What this task involves:
Omit the images. Copy each entry word for word.

Working data:
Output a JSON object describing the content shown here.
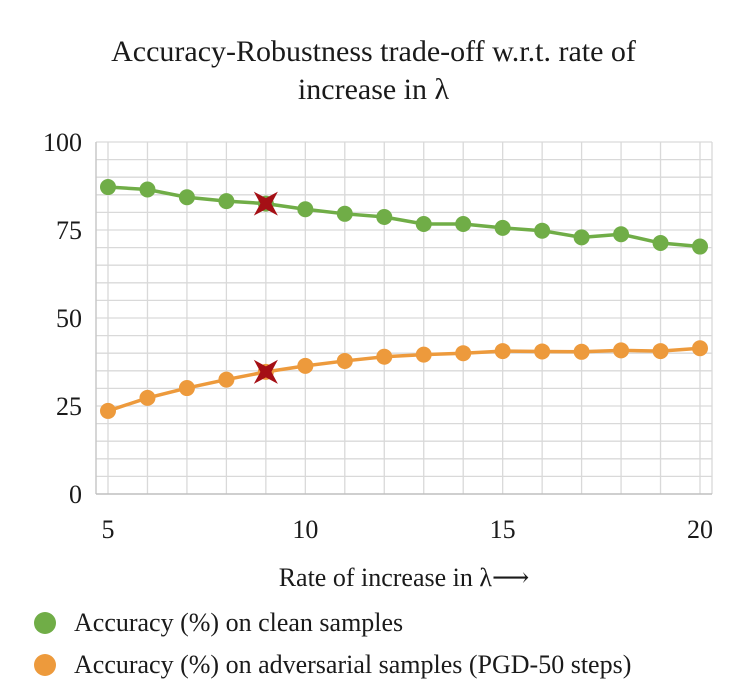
{
  "chart_data": {
    "type": "line",
    "title_lines": [
      "Accuracy-Robustness trade-off w.r.t. rate of",
      "increase in λ"
    ],
    "xlabel": "Rate of increase in λ⟶",
    "ylabel": "",
    "x": [
      5,
      6,
      7,
      8,
      9,
      10,
      11,
      12,
      13,
      14,
      15,
      16,
      17,
      18,
      19,
      20
    ],
    "xlim": [
      5,
      20
    ],
    "ylim": [
      0,
      100
    ],
    "x_ticks": [
      "5",
      "10",
      "15",
      "20"
    ],
    "x_tick_values": [
      5,
      10,
      15,
      20
    ],
    "y_ticks": [
      "0",
      "25",
      "50",
      "75",
      "100"
    ],
    "y_tick_values": [
      0,
      25,
      50,
      75,
      100
    ],
    "grid": true,
    "legend_position": "bottom",
    "series": [
      {
        "name": "Accuracy (%) on clean samples",
        "color": "#70ad47",
        "values": [
          87.2,
          86.5,
          84.3,
          83.2,
          82.5,
          80.9,
          79.6,
          78.7,
          76.7,
          76.7,
          75.6,
          74.8,
          72.9,
          73.8,
          71.3,
          70.3
        ]
      },
      {
        "name": "Accuracy (%) on adversarial samples (PGD-50 steps)",
        "color": "#ed9a3c",
        "values": [
          23.6,
          27.3,
          30.1,
          32.5,
          34.7,
          36.4,
          37.8,
          39.0,
          39.6,
          40.0,
          40.6,
          40.5,
          40.4,
          40.8,
          40.6,
          41.4
        ]
      }
    ],
    "markers": [
      {
        "x": 9,
        "y": 82.5,
        "series": "Accuracy (%) on clean samples",
        "shape": "star",
        "color": "#a50f15"
      },
      {
        "x": 9,
        "y": 34.7,
        "series": "Accuracy (%) on adversarial samples (PGD-50 steps)",
        "shape": "star",
        "color": "#a50f15"
      }
    ]
  }
}
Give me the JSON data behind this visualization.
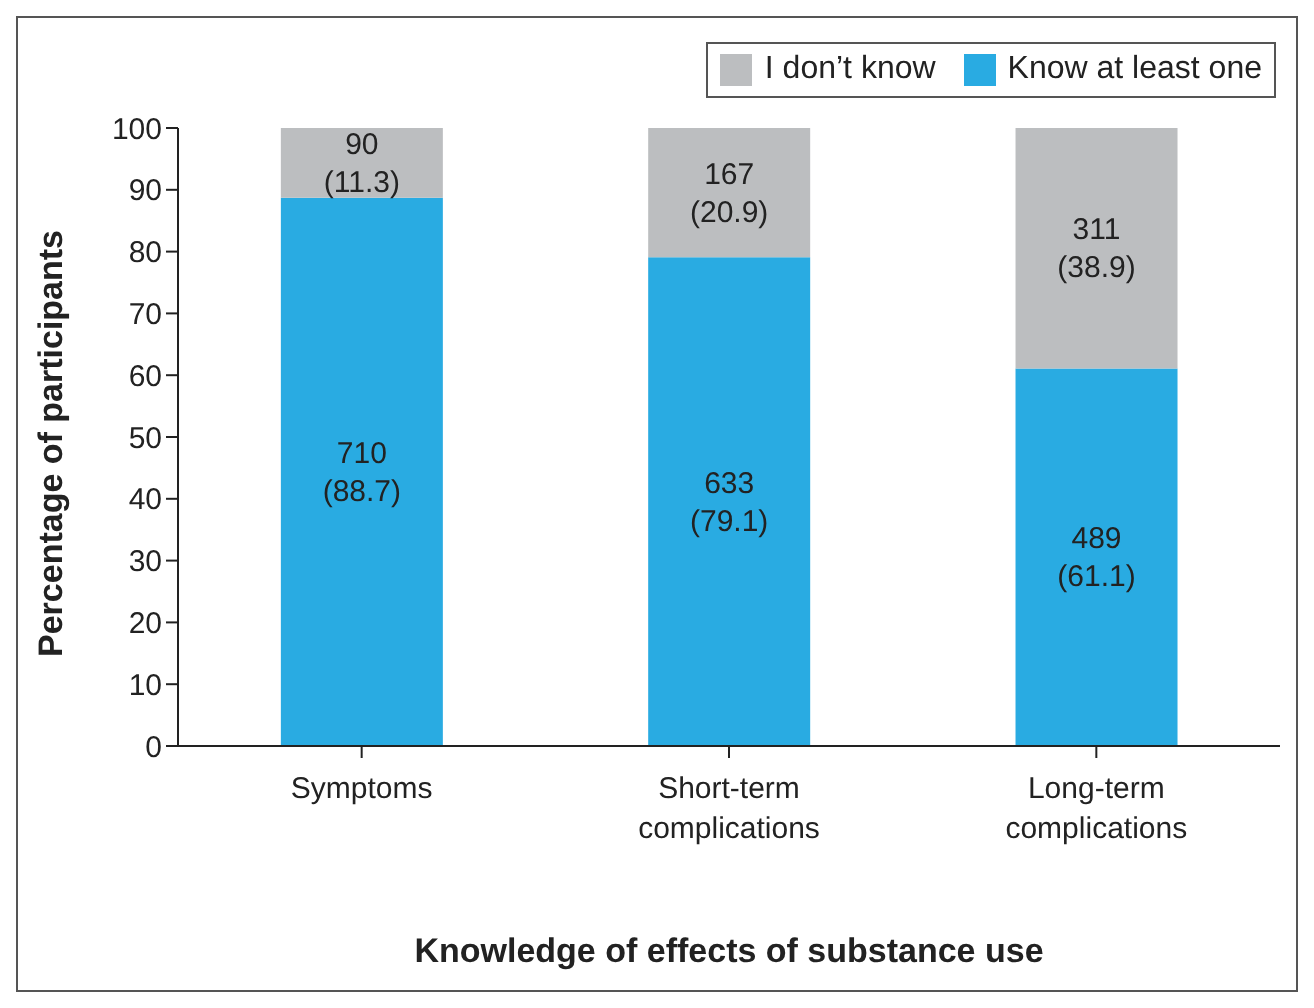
{
  "chart_data": {
    "type": "bar",
    "stacked": true,
    "xlabel": "Knowledge of effects of substance use",
    "ylabel": "Percentage of participants",
    "categories": [
      "Symptoms",
      "Short-term complications",
      "Long-term complications"
    ],
    "series": [
      {
        "name": "Know at least one",
        "color": "#29abe2",
        "values": [
          88.7,
          79.1,
          61.1
        ],
        "value_labels": [
          "710\n(88.7)",
          "633\n(79.1)",
          "489\n(61.1)"
        ]
      },
      {
        "name": "I don’t know",
        "color": "#bcbec0",
        "values": [
          11.3,
          20.9,
          38.9
        ],
        "value_labels": [
          "90\n(11.3)",
          "167\n(20.9)",
          "311\n(38.9)"
        ]
      }
    ],
    "ylim": [
      0,
      100
    ],
    "yticks": [
      0,
      10,
      20,
      30,
      40,
      50,
      60,
      70,
      80,
      90,
      100
    ],
    "grid": false,
    "legend": "top right"
  }
}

Correct response:
Output a JSON object describing the content shown here.
{
  "chart_data": {
    "type": "line",
    "title_lines": [
      "Accuracy-Robustness trade-off w.r.t. rate of",
      "increase in λ"
    ],
    "xlabel": "Rate of increase in λ⟶",
    "ylabel": "",
    "x": [
      5,
      6,
      7,
      8,
      9,
      10,
      11,
      12,
      13,
      14,
      15,
      16,
      17,
      18,
      19,
      20
    ],
    "xlim": [
      5,
      20
    ],
    "ylim": [
      0,
      100
    ],
    "x_ticks": [
      "5",
      "10",
      "15",
      "20"
    ],
    "x_tick_values": [
      5,
      10,
      15,
      20
    ],
    "y_ticks": [
      "0",
      "25",
      "50",
      "75",
      "100"
    ],
    "y_tick_values": [
      0,
      25,
      50,
      75,
      100
    ],
    "grid": true,
    "legend_position": "bottom",
    "series": [
      {
        "name": "Accuracy (%) on clean samples",
        "color": "#70ad47",
        "values": [
          87.2,
          86.5,
          84.3,
          83.2,
          82.5,
          80.9,
          79.6,
          78.7,
          76.7,
          76.7,
          75.6,
          74.8,
          72.9,
          73.8,
          71.3,
          70.3
        ]
      },
      {
        "name": "Accuracy (%) on adversarial samples (PGD-50 steps)",
        "color": "#ed9a3c",
        "values": [
          23.6,
          27.3,
          30.1,
          32.5,
          34.7,
          36.4,
          37.8,
          39.0,
          39.6,
          40.0,
          40.6,
          40.5,
          40.4,
          40.8,
          40.6,
          41.4
        ]
      }
    ],
    "markers": [
      {
        "x": 9,
        "y": 82.5,
        "series": "Accuracy (%) on clean samples",
        "shape": "star",
        "color": "#a50f15"
      },
      {
        "x": 9,
        "y": 34.7,
        "series": "Accuracy (%) on adversarial samples (PGD-50 steps)",
        "shape": "star",
        "color": "#a50f15"
      }
    ]
  }
}
Give me the JSON data behind this visualization.
{
  "chart_data": {
    "type": "bar",
    "stacked": true,
    "xlabel": "Knowledge of effects of substance use",
    "ylabel": "Percentage of participants",
    "categories": [
      "Symptoms",
      "Short-term complications",
      "Long-term complications"
    ],
    "series": [
      {
        "name": "Know at least one",
        "color": "#29abe2",
        "values": [
          88.7,
          79.1,
          61.1
        ],
        "value_labels": [
          "710\n(88.7)",
          "633\n(79.1)",
          "489\n(61.1)"
        ]
      },
      {
        "name": "I don’t know",
        "color": "#bcbec0",
        "values": [
          11.3,
          20.9,
          38.9
        ],
        "value_labels": [
          "90\n(11.3)",
          "167\n(20.9)",
          "311\n(38.9)"
        ]
      }
    ],
    "ylim": [
      0,
      100
    ],
    "yticks": [
      0,
      10,
      20,
      30,
      40,
      50,
      60,
      70,
      80,
      90,
      100
    ],
    "grid": false,
    "legend": "top right"
  }
}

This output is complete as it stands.